The exercise — Give the data a second time, exactly and in full.

___ Provided material

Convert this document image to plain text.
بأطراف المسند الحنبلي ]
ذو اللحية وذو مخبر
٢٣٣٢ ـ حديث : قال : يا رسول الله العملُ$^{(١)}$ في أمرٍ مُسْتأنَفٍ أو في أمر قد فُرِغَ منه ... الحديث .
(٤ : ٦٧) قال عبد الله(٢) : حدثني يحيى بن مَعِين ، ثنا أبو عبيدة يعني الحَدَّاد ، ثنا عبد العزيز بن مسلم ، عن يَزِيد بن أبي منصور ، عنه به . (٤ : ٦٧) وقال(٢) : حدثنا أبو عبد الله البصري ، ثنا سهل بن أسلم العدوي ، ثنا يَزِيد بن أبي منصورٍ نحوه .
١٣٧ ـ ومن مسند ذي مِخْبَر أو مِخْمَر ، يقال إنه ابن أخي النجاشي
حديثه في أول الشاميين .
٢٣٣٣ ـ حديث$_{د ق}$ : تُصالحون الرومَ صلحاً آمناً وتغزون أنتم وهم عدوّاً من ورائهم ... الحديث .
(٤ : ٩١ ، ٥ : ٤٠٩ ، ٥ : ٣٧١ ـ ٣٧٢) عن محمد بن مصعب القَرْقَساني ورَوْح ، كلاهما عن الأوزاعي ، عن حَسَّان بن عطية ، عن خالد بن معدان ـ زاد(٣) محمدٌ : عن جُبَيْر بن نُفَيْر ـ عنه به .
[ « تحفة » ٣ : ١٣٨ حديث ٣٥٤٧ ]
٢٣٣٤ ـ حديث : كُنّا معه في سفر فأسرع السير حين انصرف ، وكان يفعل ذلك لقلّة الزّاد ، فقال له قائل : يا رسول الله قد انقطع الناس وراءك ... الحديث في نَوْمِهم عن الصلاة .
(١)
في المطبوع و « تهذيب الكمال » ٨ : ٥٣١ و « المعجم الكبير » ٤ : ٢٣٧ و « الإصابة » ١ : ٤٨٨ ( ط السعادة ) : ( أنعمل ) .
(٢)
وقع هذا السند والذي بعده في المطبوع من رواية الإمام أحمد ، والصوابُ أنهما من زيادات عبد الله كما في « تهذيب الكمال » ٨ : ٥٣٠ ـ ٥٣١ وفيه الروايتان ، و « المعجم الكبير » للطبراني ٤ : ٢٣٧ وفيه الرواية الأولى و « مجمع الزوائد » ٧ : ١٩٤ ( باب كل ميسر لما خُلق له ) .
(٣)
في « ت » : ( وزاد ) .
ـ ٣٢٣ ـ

______

Expected answer —
Convert this document image to plain text.
بأطراف المسند الحنبلي ]
ذو اللحية وذو مخبر
٢٣٣٢ ـ حديث : قال : يا رسول الله العملُ$^{(١)}$ في أمرٍ مُسْتأنَفٍ أو في أمر قد فُرِغَ منه ... الحديث .
(٤ : ٦٧) قال عبد الله(٢) : حدثني يحيى بن مَعِين ، ثنا أبو عبيدة يعني الحَدَّاد ، ثنا عبد العزيز بن مسلم ، عن يَزِيد بن أبي منصور ، عنه به . (٤ : ٦٧) وقال(٢) : حدثنا أبو عبد الله البصري ، ثنا سهل بن أسلم العدوي ، ثنا يَزِيد بن أبي منصورٍ نحوه .
١٣٧ ـ ومن مسند ذي مِخْبَر أو مِخْمَر ، يقال إنه ابن أخي النجاشي
حديثه في أول الشاميين .
٢٣٣٣ ـ حديث$_{د ق}$ : تُصالحون الرومَ صلحاً آمناً وتغزون أنتم وهم عدوّاً من ورائهم ... الحديث .
(٤ : ٩١ ، ٥ : ٤٠٩ ، ٥ : ٣٧١ ـ ٣٧٢) عن محمد بن مصعب القَرْقَساني ورَوْح ، كلاهما عن الأوزاعي ، عن حَسَّان بن عطية ، عن خالد بن معدان ـ زاد(٣) محمدٌ : عن جُبَيْر بن نُفَيْر ـ عنه به .
[ « تحفة » ٣ : ١٣٨ حديث ٣٥٤٧ ]
٢٣٣٤ ـ حديث : كُنّا معه في سفر فأسرع السير حين انصرف ، وكان يفعل ذلك لقلّة الزّاد ، فقال له قائل : يا رسول الله قد انقطع الناس وراءك ... الحديث في نَوْمِهم عن الصلاة .
(١)
في المطبوع و « تهذيب الكمال » ٨ : ٥٣١ و « المعجم الكبير » ٤ : ٢٣٧ و « الإصابة » ١ : ٤٨٨ ( ط السعادة ) : ( أنعمل ) .
(٢)
وقع هذا السند والذي بعده في المطبوع من رواية الإمام أحمد ، والصوابُ أنهما من زيادات عبد الله كما في « تهذيب الكمال » ٨ : ٥٣٠ ـ ٥٣١ وفيه الروايتان ، و « المعجم الكبير » للطبراني ٤ : ٢٣٧ وفيه الرواية الأولى و « مجمع الزوائد » ٧ : ١٩٤ ( باب كل ميسر لما خُلق له ) .
(٣)
في « ت » : ( وزاد ) .
ـ ٣٢٣ ـ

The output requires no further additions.